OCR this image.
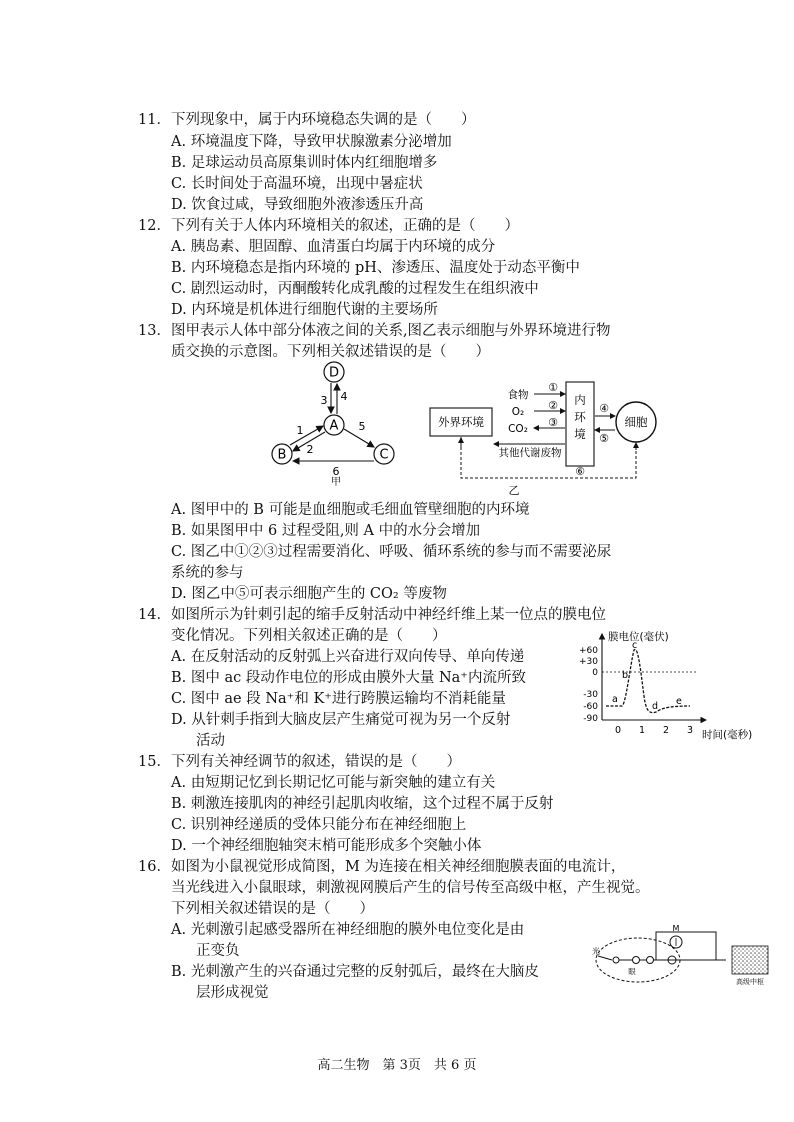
11．下列现象中，属于内环境稳态失调的是（　　）
A. 环境温度下降，导致甲状腺激素分泌增加
B. 足球运动员高原集训时体内红细胞增多
C. 长时间处于高温环境，出现中暑症状
D. 饮食过咸，导致细胞外液渗透压升高
12．下列有关于人体内环境相关的叙述，正确的是（　　）
A. 胰岛素、胆固醇、血清蛋白均属于内环境的成分
B. 内环境稳态是指内环境的 pH、渗透压、温度处于动态平衡中
C. 剧烈运动时，丙酮酸转化成乳酸的过程发生在组织液中
D. 内环境是机体进行细胞代谢的主要场所
13．图甲表示人体中部分体液之间的关系,图乙表示细胞与外界环境进行物
质交换的示意图。下列相关叙述错误的是（　　）
D
A
B	C
3 4
1
2
5
6
甲
外界环境
内
环
境
细胞
食物
O₂
CO₂
①
②
③
其他代谢废物
④
⑤
⑥
乙
A. 图甲中的 B 可能是血细胞或毛细血管壁细胞的内环境
B. 如果图甲中 6 过程受阻,则 A 中的水分会增加
C. 图乙中①②③过程需要消化、呼吸、循环系统的参与而不需要泌尿
系统的参与
D. 图乙中⑤可表示细胞产生的 CO₂ 等废物
14．如图所示为针刺引起的缩手反射活动中神经纤维上某一位点的膜电位
变化情况。下列相关叙述正确的是（　　）
A. 在反射活动的反射弧上兴奋进行双向传导、单向传递
B. 图中 ac 段动作电位的形成由膜外大量 Na⁺内流所致
C. 图中 ae 段 Na⁺和 K⁺进行跨膜运输均不消耗能量
D. 从针刺手指到大脑皮层产生痛觉可视为另一个反射
活动
膜电位(毫伏)
时间(毫秒)
+60
+30
0
-30
-60
-90
0 1 2 3
a
b
c
d e
15．下列有关神经调节的叙述，错误的是（　　）
A. 由短期记忆到长期记忆可能与新突触的建立有关
B. 刺激连接肌肉的神经引起肌肉收缩，这个过程不属于反射
C. 识别神经递质的受体只能分布在神经细胞上
D. 一个神经细胞轴突末梢可能形成多个突触小体
16．如图为小鼠视觉形成简图，M 为连接在相关神经细胞膜表面的电流计，
当光线进入小鼠眼球，刺激视网膜后产生的信号传至高级中枢，产生视觉。
下列相关叙述错误的是（　　）
A. 光刺激引起感受器所在神经细胞的膜外电位变化是由
正变负
B. 光刺激产生的兴奋通过完整的反射弧后，最终在大脑皮
层形成视觉
光
眼
M
高级中枢
高二生物　第 3页　共 6 页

▶ _Goal_: Skip the pictures and transcribe the rest of the records exactly.

▶ _Exercise response_:
OCR this image.
11．下列现象中，属于内环境稳态失调的是（　　）
A. 环境温度下降，导致甲状腺激素分泌增加
B. 足球运动员高原集训时体内红细胞增多
C. 长时间处于高温环境，出现中暑症状
D. 饮食过咸，导致细胞外液渗透压升高
12．下列有关于人体内环境相关的叙述，正确的是（　　）
A. 胰岛素、胆固醇、血清蛋白均属于内环境的成分
B. 内环境稳态是指内环境的 pH、渗透压、温度处于动态平衡中
C. 剧烈运动时，丙酮酸转化成乳酸的过程发生在组织液中
D. 内环境是机体进行细胞代谢的主要场所
13．图甲表示人体中部分体液之间的关系,图乙表示细胞与外界环境进行物
质交换的示意图。下列相关叙述错误的是（　　）
D
A
B	C
3 4
1
2
5
6
甲
外界环境
内
环
境
细胞
食物
O₂
CO₂
①
②
③
其他代谢废物
④
⑤
⑥
乙
A. 图甲中的 B 可能是血细胞或毛细血管壁细胞的内环境
B. 如果图甲中 6 过程受阻,则 A 中的水分会增加
C. 图乙中①②③过程需要消化、呼吸、循环系统的参与而不需要泌尿
系统的参与
D. 图乙中⑤可表示细胞产生的 CO₂ 等废物
14．如图所示为针刺引起的缩手反射活动中神经纤维上某一位点的膜电位
变化情况。下列相关叙述正确的是（　　）
A. 在反射活动的反射弧上兴奋进行双向传导、单向传递
B. 图中 ac 段动作电位的形成由膜外大量 Na⁺内流所致
C. 图中 ae 段 Na⁺和 K⁺进行跨膜运输均不消耗能量
D. 从针刺手指到大脑皮层产生痛觉可视为另一个反射
活动
膜电位(毫伏)
时间(毫秒)
+60
+30
0
-30
-60
-90
0 1 2 3
a
b
c
d e
15．下列有关神经调节的叙述，错误的是（　　）
A. 由短期记忆到长期记忆可能与新突触的建立有关
B. 刺激连接肌肉的神经引起肌肉收缩，这个过程不属于反射
C. 识别神经递质的受体只能分布在神经细胞上
D. 一个神经细胞轴突末梢可能形成多个突触小体
16．如图为小鼠视觉形成简图，M 为连接在相关神经细胞膜表面的电流计，
当光线进入小鼠眼球，刺激视网膜后产生的信号传至高级中枢，产生视觉。
下列相关叙述错误的是（　　）
A. 光刺激引起感受器所在神经细胞的膜外电位变化是由
正变负
B. 光刺激产生的兴奋通过完整的反射弧后，最终在大脑皮
层形成视觉
光
眼
M
高级中枢
高二生物　第 3页　共 6 页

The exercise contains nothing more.